Using the data below, copy each line that includes the word "equation".
****************************************
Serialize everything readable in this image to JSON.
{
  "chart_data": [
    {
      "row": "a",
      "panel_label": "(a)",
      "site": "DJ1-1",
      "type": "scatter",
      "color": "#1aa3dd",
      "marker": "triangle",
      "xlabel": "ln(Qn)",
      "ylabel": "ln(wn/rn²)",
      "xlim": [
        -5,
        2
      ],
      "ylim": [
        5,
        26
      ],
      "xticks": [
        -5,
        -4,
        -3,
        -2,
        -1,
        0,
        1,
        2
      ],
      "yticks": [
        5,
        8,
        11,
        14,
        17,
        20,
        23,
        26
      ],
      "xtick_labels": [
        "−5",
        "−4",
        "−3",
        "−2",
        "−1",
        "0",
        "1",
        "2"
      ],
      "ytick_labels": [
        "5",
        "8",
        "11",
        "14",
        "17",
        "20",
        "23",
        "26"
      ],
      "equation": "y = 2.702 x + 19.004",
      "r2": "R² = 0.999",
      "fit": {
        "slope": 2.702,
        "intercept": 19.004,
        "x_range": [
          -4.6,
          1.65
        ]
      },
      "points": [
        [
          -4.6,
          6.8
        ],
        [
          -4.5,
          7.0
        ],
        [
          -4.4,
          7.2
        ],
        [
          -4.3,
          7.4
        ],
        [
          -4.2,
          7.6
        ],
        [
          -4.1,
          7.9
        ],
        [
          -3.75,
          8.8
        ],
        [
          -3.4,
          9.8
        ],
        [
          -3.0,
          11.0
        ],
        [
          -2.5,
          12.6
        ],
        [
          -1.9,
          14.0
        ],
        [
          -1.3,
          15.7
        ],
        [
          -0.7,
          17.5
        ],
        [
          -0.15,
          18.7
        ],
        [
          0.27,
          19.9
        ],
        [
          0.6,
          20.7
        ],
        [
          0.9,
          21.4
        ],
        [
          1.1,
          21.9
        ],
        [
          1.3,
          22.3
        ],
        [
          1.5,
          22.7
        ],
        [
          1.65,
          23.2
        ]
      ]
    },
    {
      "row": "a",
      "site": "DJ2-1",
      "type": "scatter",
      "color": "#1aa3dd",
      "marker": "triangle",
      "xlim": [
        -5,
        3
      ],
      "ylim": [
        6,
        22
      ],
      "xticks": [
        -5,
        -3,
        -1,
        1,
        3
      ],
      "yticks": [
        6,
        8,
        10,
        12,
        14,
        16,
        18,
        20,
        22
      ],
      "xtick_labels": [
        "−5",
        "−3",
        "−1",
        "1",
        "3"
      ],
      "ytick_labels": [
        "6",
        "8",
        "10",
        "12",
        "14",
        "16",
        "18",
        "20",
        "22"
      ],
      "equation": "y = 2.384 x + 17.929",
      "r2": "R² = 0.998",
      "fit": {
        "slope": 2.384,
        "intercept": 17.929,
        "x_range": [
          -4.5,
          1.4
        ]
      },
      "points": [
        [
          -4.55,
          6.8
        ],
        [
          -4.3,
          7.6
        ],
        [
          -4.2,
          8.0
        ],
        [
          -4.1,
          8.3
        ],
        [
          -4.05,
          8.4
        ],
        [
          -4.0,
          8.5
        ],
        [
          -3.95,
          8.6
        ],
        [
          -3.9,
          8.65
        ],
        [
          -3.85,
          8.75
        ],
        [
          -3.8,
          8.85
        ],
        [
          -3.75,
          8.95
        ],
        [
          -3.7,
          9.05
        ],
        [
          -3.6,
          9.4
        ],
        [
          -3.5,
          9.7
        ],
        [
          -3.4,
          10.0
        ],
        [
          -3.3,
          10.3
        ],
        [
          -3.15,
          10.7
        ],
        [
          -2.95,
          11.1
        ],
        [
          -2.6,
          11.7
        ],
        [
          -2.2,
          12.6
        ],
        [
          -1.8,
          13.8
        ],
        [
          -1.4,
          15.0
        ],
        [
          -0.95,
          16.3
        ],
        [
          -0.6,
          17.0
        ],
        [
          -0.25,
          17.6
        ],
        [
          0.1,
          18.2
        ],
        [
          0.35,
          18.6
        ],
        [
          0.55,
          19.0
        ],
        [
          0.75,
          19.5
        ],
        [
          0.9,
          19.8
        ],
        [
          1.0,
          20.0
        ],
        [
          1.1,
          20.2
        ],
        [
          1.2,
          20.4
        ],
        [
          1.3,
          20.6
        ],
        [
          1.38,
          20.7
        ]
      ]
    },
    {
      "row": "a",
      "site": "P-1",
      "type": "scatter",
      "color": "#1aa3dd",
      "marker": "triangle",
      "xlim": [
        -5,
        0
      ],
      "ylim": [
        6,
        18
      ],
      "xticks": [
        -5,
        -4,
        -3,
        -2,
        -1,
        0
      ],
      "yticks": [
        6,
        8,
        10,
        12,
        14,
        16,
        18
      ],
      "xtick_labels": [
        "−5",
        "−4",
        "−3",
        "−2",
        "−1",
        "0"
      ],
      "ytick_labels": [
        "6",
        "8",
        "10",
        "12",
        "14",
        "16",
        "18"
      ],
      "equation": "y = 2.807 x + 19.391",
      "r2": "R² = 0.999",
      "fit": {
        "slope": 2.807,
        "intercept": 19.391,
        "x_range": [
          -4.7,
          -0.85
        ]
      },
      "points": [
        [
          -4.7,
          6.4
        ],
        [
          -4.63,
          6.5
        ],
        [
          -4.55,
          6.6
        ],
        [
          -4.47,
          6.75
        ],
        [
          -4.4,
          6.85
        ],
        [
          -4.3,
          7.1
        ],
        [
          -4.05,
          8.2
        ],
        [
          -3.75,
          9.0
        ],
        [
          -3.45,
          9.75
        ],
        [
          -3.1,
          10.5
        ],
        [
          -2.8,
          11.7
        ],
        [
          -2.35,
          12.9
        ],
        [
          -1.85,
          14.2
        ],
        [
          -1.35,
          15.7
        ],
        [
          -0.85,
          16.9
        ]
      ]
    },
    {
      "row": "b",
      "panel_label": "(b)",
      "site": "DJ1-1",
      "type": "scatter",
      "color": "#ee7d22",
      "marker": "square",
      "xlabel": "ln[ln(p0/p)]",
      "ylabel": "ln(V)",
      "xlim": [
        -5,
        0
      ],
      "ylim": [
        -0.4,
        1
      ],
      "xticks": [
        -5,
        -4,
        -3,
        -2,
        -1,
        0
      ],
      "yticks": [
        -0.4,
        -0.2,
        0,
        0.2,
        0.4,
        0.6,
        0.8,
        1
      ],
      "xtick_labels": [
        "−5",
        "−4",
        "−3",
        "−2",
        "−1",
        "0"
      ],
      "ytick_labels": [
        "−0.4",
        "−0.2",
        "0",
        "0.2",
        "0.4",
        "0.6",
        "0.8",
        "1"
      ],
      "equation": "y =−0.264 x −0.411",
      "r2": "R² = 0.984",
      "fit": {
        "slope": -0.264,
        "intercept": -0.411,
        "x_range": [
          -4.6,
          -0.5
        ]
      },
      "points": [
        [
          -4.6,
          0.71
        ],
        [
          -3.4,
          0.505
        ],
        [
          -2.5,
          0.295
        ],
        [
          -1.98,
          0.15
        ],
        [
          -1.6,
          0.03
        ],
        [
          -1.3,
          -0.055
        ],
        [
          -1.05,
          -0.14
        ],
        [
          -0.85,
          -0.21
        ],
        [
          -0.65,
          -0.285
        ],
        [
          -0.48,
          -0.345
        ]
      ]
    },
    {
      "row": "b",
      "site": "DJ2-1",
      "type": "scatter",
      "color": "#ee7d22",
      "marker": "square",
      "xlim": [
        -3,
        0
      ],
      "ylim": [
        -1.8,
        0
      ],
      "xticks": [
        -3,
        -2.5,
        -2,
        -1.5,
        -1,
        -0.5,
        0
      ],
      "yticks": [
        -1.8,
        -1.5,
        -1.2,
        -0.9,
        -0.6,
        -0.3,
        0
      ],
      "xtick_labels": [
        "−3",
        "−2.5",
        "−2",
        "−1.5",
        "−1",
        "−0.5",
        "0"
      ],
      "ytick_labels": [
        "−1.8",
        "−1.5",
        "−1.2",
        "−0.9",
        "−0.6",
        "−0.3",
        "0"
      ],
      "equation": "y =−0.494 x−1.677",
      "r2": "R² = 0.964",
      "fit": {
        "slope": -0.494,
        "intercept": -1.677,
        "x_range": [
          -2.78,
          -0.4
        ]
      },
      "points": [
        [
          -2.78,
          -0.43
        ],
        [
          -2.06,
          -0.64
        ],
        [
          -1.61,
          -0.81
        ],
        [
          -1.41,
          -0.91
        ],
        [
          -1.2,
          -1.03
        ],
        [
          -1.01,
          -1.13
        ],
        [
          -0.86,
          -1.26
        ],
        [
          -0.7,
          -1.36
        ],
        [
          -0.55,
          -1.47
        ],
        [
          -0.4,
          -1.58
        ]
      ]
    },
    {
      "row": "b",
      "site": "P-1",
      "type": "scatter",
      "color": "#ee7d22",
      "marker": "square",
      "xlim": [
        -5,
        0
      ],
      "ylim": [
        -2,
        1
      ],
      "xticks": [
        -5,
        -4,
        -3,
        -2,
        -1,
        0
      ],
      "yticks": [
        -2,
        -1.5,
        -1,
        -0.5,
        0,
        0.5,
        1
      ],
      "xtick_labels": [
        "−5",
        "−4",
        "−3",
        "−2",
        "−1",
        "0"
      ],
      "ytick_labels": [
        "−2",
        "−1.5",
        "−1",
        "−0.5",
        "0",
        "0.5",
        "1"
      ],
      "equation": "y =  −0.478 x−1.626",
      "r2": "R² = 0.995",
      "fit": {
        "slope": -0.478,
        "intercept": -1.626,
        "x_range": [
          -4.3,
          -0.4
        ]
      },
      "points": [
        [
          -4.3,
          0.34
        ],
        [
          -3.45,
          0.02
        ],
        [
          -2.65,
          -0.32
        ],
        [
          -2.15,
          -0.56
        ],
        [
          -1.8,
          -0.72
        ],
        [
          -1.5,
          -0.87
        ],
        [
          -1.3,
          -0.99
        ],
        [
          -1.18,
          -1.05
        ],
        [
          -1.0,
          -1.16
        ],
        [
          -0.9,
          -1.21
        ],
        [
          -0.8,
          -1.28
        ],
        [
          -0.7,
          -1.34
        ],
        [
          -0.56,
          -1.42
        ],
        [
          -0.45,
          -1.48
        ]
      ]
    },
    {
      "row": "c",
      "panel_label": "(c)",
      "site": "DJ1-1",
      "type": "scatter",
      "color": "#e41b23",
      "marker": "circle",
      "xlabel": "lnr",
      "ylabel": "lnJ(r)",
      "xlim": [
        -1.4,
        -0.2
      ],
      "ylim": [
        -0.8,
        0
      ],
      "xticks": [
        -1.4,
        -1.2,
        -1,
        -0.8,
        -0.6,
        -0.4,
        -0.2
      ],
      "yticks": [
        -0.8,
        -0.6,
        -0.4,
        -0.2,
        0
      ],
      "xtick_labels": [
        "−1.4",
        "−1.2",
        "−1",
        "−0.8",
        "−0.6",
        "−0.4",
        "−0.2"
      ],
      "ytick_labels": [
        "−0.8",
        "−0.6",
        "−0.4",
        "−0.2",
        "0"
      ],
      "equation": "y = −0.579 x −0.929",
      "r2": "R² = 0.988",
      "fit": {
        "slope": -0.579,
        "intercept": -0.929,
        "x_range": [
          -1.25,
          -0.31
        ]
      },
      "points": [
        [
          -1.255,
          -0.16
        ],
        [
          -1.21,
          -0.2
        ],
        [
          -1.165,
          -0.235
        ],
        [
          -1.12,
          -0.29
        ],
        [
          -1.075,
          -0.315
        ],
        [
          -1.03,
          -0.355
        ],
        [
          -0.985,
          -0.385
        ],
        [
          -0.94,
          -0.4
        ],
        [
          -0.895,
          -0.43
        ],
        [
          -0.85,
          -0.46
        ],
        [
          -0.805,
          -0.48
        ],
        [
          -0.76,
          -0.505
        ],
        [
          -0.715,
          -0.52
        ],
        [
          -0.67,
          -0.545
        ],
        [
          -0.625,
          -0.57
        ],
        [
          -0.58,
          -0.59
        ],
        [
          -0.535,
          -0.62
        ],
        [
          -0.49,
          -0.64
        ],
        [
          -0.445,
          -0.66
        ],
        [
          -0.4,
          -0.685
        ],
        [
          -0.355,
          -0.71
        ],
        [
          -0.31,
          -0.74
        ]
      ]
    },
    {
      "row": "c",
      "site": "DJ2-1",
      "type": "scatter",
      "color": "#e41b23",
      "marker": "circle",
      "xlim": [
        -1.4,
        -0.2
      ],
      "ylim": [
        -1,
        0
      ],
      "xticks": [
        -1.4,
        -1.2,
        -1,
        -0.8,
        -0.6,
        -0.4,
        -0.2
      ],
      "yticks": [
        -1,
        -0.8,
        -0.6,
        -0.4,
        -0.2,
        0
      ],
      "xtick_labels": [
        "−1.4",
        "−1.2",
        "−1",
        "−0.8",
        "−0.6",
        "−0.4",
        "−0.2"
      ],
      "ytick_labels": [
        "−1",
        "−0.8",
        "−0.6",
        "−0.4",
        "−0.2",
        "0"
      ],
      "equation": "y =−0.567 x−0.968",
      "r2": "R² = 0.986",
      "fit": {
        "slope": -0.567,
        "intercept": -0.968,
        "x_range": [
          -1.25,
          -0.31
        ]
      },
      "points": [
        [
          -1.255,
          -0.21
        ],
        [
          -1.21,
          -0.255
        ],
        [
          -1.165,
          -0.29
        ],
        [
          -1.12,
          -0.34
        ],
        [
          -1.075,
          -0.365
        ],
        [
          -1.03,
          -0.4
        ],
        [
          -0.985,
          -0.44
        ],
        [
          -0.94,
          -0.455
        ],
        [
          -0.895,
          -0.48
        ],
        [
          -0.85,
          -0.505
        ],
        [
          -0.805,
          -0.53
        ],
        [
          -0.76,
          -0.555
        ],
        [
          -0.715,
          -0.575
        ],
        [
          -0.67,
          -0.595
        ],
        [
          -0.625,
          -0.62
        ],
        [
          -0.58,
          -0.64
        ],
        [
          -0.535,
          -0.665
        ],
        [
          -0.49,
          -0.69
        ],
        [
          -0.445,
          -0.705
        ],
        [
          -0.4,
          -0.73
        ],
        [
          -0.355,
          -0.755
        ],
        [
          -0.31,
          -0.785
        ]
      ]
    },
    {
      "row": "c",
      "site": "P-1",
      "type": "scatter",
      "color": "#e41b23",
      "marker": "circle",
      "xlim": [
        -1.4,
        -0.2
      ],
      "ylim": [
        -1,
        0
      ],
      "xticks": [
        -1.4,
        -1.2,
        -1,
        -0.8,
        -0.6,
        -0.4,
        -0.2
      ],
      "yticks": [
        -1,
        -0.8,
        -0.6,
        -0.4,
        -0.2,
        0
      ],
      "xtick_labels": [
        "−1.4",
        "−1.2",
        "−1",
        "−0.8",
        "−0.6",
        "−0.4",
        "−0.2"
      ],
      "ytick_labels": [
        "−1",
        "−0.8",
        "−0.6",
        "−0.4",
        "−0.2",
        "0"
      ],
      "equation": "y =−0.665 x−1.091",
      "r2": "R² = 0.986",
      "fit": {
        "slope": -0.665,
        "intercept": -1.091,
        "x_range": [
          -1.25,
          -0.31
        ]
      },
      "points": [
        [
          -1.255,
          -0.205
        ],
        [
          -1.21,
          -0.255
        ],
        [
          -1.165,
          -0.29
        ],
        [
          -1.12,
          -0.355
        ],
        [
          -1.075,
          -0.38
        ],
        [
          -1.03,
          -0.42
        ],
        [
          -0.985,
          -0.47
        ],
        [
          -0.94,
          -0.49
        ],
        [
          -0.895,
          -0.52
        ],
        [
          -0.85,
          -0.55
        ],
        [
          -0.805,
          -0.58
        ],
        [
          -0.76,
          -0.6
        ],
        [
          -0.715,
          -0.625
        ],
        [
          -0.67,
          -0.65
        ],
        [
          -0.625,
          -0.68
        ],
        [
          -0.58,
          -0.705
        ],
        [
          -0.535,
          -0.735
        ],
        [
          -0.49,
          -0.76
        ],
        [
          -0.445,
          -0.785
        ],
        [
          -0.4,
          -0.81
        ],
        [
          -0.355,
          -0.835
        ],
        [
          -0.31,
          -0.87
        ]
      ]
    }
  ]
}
****************************************
** OUTPUT **
      "equation": "y = 2.702 x + 19.004",
      "equation": "y = 2.384 x + 17.929",
      "equation": "y = 2.807 x + 19.391",
      "equation": "y =−0.264 x −0.411",
      "equation": "y =−0.494 x−1.677",
      "equation": "y =  −0.478 x−1.626",
      "equation": "y = −0.579 x −0.929",
      "equation": "y =−0.567 x−0.968",
      "equation": "y =−0.665 x−1.091",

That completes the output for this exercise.